--- Begin Information shown ---
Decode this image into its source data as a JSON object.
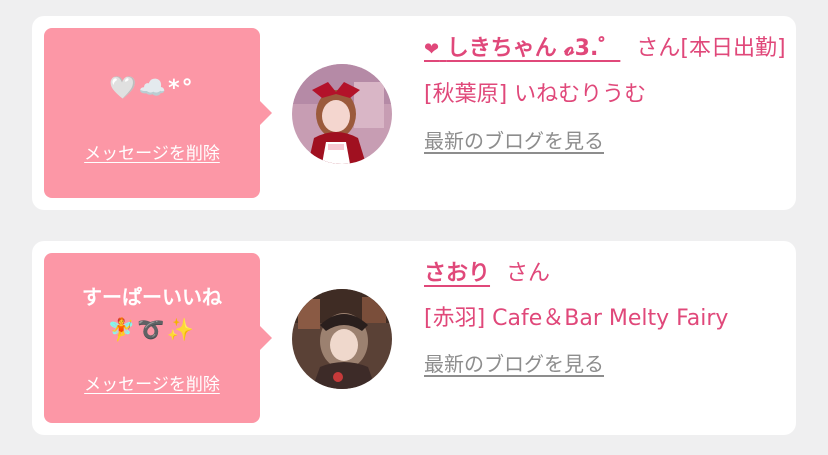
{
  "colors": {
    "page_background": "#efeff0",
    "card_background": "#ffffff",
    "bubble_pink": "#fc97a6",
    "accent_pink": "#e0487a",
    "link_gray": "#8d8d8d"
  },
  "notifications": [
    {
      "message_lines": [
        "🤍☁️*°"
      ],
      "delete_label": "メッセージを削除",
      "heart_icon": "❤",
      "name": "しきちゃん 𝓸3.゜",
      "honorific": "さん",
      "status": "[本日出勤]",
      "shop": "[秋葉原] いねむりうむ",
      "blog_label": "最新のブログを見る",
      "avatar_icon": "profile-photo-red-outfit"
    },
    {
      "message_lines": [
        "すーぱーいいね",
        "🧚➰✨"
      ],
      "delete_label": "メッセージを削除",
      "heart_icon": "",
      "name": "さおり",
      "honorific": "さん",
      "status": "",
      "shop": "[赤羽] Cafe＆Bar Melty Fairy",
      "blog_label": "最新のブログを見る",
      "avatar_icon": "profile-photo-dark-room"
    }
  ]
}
--- End Information shown ---
◆ Stated problem
Of the lines in the data, how many hold the string "photo"? State the number, nothing else.

◆ Complete answer
2